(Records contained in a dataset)
★ ★ ★ ★
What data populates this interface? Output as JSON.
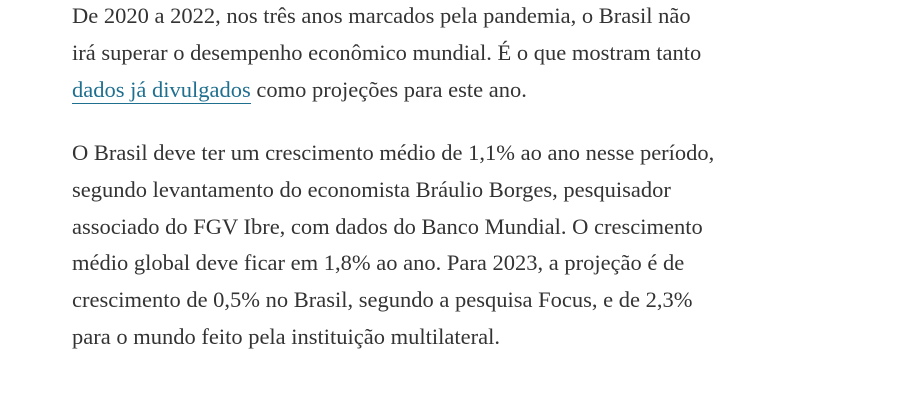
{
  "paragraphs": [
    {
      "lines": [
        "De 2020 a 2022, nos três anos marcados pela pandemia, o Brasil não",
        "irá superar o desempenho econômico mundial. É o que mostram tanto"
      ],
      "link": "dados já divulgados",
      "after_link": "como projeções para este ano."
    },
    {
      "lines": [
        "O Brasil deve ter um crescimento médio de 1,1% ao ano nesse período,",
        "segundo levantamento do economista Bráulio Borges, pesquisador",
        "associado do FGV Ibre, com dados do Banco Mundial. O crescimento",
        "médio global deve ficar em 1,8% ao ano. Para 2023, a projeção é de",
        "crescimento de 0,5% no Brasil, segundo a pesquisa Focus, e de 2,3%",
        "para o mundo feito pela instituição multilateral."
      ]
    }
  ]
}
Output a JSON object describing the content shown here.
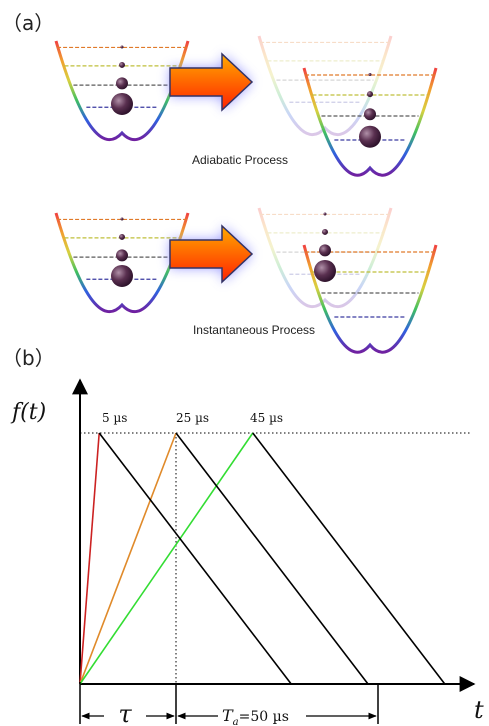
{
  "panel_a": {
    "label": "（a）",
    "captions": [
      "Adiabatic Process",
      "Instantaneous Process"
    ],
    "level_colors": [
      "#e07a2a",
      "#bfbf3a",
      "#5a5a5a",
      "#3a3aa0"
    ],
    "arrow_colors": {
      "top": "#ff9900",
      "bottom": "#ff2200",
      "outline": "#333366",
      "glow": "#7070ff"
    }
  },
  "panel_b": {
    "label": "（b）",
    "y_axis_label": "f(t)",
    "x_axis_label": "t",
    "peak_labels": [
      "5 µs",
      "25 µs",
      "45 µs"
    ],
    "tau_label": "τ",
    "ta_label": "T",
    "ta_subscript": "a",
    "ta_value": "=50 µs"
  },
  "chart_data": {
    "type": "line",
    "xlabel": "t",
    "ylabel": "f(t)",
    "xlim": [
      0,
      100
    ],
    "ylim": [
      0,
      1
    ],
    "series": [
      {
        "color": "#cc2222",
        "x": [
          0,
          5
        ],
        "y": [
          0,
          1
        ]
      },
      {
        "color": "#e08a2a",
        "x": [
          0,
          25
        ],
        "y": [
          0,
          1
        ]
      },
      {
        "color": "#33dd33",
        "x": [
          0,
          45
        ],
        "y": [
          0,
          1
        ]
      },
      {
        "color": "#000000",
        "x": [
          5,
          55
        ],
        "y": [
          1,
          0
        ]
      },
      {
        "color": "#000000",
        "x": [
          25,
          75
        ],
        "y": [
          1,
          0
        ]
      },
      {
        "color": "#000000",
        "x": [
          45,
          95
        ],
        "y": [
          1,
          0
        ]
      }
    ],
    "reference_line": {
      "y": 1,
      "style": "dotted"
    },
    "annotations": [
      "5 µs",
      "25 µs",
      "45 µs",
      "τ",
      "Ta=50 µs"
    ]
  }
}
★ ★ ★ ★
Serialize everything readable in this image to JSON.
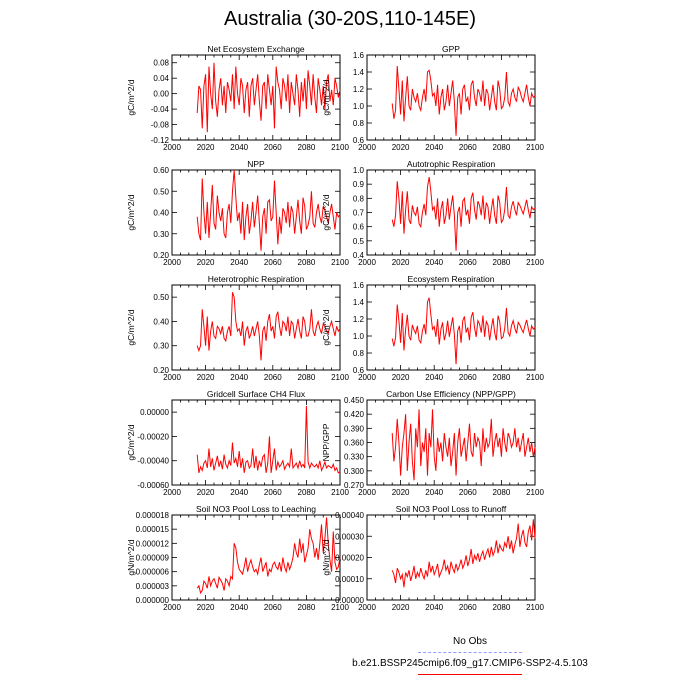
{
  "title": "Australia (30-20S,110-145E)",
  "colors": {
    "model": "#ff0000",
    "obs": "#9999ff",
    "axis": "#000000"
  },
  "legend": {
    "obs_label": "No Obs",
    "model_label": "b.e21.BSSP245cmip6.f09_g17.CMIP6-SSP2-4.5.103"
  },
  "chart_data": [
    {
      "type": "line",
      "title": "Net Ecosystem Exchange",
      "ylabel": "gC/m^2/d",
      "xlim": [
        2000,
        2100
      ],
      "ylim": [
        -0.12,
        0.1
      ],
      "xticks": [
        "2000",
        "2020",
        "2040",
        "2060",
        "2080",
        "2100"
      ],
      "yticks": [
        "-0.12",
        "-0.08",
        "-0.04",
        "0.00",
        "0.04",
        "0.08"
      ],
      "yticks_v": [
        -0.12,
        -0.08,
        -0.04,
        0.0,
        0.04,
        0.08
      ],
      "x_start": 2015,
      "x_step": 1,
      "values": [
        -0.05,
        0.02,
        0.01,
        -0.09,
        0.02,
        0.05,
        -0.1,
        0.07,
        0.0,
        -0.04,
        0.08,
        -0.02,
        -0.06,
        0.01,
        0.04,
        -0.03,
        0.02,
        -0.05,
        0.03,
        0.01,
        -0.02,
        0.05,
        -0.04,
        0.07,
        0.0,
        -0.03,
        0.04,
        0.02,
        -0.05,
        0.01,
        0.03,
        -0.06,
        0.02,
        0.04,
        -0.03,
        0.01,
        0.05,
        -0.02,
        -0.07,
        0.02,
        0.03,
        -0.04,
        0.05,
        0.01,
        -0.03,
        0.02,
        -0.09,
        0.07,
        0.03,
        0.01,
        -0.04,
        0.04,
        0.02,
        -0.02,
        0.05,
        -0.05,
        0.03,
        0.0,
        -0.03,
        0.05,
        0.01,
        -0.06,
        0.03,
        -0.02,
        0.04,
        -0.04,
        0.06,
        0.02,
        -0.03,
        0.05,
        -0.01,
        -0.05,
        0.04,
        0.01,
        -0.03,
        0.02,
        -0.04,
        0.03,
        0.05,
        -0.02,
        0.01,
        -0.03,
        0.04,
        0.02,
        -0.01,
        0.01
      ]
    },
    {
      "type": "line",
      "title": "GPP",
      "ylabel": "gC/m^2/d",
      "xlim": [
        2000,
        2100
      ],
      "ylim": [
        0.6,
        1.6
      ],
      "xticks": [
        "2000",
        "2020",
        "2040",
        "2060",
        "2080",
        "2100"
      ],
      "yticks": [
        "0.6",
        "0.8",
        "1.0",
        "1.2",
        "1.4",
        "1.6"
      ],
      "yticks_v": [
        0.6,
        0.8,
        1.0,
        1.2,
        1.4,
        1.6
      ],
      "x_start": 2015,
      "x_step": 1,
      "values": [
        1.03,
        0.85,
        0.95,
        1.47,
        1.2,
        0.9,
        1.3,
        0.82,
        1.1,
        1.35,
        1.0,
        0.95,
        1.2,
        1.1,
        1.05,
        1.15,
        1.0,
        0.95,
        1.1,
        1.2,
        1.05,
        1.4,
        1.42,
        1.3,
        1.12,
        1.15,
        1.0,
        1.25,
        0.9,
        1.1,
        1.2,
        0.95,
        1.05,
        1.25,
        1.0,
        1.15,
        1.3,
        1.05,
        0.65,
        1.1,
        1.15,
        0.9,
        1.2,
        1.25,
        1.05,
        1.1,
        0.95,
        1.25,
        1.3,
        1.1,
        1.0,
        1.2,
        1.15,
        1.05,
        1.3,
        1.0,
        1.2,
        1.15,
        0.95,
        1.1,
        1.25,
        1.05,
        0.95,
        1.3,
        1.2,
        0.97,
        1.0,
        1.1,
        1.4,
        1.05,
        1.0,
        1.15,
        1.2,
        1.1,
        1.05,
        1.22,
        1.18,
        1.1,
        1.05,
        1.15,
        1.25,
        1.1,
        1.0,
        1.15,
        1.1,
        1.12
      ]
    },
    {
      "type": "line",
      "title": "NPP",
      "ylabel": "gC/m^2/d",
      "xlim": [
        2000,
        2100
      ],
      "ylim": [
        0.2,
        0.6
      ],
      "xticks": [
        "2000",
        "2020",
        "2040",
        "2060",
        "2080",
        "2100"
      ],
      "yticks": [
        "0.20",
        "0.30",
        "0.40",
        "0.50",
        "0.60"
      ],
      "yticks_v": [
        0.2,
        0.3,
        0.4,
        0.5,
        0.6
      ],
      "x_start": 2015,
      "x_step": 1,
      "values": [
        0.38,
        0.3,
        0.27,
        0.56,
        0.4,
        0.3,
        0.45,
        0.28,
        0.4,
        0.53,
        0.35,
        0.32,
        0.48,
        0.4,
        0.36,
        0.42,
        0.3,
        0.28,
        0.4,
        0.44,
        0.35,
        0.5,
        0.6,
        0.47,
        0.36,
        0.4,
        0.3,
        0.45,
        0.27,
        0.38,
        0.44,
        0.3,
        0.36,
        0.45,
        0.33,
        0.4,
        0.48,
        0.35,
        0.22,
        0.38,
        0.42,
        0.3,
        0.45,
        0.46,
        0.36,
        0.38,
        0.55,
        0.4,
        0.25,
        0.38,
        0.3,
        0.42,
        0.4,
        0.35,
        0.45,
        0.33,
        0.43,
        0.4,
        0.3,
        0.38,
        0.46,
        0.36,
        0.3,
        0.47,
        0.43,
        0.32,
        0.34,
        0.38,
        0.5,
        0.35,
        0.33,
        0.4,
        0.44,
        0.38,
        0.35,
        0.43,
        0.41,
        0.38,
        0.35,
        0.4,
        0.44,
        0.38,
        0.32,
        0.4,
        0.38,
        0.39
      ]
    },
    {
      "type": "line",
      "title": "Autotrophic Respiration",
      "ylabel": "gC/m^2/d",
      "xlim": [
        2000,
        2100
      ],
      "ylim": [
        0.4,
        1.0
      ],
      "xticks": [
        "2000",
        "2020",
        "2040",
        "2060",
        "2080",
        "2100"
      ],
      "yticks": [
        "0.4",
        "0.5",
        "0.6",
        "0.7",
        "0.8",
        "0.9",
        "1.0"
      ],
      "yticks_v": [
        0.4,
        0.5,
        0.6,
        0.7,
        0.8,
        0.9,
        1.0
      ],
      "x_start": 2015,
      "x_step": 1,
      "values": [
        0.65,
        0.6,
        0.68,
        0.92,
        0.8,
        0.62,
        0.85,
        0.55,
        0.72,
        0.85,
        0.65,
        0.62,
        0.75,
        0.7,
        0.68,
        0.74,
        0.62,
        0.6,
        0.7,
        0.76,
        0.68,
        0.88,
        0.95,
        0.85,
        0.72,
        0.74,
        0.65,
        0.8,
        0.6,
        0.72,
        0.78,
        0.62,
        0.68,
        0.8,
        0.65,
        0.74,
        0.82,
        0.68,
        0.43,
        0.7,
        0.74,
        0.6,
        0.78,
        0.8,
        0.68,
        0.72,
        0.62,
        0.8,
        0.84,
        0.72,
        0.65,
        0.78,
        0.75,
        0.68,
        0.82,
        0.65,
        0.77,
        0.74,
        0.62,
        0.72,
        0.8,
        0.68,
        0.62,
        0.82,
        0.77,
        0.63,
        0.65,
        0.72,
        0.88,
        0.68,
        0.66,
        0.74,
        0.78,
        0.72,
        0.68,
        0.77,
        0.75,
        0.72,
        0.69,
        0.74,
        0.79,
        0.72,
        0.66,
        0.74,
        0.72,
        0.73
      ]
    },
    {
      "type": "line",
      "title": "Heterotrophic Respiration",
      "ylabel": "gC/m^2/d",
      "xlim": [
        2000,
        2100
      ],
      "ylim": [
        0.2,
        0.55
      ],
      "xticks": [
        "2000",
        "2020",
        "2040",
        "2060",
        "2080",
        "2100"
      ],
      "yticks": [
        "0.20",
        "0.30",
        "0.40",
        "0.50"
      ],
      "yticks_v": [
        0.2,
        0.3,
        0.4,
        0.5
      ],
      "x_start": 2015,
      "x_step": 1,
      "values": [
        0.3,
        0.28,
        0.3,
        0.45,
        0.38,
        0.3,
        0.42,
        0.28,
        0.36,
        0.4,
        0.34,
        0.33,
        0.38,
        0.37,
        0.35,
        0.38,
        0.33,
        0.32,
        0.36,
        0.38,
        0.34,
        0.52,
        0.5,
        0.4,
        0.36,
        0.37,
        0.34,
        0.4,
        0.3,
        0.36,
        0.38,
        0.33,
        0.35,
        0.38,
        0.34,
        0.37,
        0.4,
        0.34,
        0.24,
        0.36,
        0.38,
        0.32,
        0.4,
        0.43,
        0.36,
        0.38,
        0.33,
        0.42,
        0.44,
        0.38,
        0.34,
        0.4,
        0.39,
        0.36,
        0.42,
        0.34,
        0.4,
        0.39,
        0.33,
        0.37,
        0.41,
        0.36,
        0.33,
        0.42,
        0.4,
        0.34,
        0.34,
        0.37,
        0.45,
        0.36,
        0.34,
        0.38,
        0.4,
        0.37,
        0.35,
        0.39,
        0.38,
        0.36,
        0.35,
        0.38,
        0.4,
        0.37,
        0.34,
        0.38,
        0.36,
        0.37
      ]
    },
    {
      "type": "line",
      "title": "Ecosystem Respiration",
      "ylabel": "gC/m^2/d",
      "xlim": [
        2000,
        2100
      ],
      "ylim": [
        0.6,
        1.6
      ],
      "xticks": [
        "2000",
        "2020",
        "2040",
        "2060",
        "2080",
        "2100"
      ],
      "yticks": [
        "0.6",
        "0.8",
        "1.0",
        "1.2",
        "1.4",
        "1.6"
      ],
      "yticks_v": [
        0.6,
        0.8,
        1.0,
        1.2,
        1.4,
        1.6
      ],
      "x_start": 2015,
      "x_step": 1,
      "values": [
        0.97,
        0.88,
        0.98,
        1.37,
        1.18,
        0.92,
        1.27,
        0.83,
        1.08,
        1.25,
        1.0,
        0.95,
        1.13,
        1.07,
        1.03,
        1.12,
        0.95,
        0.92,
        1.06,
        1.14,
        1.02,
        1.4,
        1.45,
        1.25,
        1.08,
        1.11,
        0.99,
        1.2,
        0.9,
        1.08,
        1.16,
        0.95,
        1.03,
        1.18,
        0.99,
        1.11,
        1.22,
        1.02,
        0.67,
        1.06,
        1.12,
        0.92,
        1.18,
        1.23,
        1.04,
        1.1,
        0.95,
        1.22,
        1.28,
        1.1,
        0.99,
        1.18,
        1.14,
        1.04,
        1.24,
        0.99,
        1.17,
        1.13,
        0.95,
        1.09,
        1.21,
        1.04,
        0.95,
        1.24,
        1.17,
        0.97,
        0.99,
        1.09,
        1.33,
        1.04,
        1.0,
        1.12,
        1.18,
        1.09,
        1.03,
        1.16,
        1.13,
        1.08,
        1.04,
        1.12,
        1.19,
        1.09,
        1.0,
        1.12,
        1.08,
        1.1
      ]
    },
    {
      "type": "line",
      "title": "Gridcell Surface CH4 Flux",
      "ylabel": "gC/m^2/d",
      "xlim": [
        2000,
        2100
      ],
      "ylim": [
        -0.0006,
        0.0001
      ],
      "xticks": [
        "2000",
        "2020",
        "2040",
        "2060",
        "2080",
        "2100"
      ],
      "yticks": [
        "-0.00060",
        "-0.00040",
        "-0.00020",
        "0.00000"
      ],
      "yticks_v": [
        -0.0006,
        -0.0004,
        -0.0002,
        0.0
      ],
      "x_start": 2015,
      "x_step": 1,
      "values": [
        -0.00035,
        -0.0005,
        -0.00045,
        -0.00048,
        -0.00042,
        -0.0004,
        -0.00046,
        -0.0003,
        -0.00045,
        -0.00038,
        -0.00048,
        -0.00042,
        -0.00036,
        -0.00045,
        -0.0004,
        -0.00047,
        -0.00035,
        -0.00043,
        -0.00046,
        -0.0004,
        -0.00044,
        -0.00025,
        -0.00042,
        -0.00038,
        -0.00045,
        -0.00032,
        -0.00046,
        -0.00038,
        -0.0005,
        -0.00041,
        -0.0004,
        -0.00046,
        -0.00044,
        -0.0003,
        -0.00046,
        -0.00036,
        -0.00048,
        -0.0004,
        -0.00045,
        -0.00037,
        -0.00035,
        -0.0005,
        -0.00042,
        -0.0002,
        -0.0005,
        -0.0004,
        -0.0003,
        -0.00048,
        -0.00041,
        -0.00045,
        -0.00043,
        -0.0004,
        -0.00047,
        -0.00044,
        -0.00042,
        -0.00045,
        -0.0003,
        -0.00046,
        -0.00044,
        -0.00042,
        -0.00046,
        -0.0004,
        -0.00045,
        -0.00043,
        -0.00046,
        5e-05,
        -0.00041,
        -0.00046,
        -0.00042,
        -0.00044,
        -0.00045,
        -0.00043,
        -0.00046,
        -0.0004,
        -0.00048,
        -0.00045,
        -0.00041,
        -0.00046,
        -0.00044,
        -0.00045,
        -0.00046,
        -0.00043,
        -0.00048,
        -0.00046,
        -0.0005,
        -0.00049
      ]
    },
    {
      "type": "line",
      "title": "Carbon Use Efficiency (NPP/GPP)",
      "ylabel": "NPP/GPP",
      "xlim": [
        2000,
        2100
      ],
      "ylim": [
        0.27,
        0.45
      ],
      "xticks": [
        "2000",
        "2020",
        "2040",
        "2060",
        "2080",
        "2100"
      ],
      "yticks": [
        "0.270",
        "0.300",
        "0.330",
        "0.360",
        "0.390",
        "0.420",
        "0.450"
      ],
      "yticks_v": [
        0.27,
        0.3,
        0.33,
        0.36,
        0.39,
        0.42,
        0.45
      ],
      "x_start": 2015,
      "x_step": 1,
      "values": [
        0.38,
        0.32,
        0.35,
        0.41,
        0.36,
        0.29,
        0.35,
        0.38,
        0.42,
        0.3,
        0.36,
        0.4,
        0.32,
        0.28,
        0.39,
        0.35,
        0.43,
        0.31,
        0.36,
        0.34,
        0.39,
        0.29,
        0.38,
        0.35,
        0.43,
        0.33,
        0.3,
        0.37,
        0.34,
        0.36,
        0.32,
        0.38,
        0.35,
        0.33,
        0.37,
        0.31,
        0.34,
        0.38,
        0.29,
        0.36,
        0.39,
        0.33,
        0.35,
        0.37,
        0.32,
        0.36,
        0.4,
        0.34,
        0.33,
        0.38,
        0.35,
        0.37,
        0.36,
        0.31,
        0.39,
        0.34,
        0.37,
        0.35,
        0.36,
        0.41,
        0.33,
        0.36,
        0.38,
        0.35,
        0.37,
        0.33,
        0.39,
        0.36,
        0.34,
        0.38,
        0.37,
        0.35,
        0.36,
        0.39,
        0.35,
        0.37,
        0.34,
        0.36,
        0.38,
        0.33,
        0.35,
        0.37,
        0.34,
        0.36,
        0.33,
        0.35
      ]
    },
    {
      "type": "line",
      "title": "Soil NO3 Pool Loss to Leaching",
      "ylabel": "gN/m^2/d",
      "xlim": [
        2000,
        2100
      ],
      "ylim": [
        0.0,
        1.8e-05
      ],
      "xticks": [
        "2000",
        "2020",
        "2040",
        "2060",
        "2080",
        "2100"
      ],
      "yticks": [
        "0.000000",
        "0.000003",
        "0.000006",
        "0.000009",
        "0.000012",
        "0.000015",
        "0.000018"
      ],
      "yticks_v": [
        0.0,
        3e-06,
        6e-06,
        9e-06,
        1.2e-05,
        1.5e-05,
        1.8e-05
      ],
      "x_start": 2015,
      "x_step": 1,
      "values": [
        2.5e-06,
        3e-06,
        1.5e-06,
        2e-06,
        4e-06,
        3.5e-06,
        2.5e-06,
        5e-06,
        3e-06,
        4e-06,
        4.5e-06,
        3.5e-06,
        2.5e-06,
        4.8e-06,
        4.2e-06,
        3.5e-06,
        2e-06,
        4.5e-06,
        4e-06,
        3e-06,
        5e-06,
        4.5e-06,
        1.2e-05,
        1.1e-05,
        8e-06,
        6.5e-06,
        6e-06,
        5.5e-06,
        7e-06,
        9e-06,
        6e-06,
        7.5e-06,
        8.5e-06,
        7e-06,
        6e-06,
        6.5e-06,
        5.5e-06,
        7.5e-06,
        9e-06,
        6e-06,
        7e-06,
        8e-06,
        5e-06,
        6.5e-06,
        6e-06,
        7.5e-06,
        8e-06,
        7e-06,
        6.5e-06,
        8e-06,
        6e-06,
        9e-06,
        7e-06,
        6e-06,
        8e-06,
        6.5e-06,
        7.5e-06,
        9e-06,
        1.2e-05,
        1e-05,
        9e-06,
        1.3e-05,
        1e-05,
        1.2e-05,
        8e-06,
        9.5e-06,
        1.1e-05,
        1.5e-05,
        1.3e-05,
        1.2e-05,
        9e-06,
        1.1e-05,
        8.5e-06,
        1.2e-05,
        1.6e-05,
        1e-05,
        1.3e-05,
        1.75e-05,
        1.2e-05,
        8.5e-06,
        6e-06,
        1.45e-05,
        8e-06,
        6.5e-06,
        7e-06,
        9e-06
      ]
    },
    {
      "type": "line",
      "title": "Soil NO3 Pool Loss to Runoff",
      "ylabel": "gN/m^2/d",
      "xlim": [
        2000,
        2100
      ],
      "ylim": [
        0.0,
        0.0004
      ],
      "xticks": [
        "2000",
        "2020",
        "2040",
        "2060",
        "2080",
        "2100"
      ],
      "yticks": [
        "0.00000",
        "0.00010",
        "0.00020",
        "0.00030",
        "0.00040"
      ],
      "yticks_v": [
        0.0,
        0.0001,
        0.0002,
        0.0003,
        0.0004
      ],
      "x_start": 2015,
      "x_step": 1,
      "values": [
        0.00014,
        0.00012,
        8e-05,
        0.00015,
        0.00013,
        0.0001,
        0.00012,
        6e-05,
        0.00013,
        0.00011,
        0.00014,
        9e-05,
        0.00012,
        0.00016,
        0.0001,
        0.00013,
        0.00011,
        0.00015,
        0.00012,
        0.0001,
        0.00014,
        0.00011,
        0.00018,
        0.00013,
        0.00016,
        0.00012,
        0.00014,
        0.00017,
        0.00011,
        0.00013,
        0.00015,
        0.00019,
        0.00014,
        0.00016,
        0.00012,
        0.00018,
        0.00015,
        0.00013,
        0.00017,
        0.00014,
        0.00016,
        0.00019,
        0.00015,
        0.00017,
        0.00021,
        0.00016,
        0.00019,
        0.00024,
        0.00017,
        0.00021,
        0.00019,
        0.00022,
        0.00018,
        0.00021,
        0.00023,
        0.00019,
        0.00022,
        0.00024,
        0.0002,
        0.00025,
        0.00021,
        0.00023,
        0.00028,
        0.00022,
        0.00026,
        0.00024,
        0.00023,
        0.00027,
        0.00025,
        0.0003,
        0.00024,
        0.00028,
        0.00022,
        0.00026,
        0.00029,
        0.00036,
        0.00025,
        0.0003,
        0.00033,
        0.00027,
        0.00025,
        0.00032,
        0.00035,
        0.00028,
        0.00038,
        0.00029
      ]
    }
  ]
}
★ ★ ★ ★
▶ [TASK DIRECTIONS]
Your task is to gather all lines from the entries above that hold the word "segundo".

▶ [THE RESULT]
        "segundo levantamento do economista Bráulio Borges, pesquisador",
        "crescimento de 0,5% no Brasil, segundo a pesquisa Focus, e de 2,3%",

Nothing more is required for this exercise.